Task goal:
Which lines of the material contain the string "swatch", with case counting? Show each of those lines in full.

Stored records:
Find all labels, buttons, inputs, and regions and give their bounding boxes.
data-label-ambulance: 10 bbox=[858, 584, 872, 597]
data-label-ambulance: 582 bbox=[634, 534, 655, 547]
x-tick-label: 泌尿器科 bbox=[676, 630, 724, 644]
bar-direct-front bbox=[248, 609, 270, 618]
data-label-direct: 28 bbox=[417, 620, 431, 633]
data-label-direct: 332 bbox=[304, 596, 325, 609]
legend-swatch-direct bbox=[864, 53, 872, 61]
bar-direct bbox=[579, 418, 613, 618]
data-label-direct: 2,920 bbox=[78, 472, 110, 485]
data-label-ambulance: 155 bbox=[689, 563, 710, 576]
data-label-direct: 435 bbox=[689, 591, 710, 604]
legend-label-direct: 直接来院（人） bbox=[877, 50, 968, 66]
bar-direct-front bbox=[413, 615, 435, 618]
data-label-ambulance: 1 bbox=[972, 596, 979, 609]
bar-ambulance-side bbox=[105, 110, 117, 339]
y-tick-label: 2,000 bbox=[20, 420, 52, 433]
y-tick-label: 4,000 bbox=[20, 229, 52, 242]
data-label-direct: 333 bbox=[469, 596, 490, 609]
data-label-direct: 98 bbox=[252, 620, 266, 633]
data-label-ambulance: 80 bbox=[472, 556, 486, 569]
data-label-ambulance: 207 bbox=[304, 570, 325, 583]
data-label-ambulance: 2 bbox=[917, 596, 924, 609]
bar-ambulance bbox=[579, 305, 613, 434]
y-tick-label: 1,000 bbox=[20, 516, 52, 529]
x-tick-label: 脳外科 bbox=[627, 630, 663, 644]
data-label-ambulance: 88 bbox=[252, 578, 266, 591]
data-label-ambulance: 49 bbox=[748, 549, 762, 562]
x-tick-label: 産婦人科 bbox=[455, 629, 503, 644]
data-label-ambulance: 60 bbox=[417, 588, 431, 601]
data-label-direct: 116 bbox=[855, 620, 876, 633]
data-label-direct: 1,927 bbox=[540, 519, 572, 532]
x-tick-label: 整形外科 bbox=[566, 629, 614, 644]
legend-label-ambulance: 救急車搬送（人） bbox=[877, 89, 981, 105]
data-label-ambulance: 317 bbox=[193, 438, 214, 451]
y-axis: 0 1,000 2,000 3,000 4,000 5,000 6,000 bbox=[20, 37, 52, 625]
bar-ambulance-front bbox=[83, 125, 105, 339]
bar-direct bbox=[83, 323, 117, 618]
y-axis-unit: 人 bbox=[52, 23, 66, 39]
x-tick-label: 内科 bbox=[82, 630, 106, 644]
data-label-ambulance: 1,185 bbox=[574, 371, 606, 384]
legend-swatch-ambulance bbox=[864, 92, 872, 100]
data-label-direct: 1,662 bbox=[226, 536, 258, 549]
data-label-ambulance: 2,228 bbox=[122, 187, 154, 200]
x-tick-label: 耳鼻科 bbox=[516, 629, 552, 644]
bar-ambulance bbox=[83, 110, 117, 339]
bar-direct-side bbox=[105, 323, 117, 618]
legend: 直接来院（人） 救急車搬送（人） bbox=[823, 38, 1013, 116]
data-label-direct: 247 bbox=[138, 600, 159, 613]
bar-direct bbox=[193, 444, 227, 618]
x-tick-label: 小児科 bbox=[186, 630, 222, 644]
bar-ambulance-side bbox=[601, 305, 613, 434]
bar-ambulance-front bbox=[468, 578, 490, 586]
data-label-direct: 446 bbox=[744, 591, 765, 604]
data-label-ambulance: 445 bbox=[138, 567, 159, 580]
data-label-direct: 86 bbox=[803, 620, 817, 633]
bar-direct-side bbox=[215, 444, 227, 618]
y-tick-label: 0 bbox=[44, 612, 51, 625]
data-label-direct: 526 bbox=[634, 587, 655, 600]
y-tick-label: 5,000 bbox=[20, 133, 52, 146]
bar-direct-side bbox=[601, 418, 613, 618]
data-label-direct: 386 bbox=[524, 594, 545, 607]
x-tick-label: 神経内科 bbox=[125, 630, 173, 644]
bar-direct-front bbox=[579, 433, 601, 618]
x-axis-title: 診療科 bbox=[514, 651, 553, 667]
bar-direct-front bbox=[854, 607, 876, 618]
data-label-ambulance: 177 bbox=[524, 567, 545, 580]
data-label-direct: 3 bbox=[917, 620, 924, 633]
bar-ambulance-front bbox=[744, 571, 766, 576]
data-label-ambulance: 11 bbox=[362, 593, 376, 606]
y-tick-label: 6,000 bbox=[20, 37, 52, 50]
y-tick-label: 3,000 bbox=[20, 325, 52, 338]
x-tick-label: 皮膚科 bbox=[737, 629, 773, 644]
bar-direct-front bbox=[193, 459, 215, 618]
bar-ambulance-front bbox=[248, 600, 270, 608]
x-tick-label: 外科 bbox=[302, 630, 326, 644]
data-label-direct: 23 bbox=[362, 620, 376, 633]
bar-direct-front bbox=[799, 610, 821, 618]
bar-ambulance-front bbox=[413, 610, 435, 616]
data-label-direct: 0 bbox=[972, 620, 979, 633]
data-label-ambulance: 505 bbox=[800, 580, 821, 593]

Answer:
legend-swatch-direct bbox=[864, 53, 872, 61]
legend-swatch-ambulance bbox=[864, 92, 872, 100]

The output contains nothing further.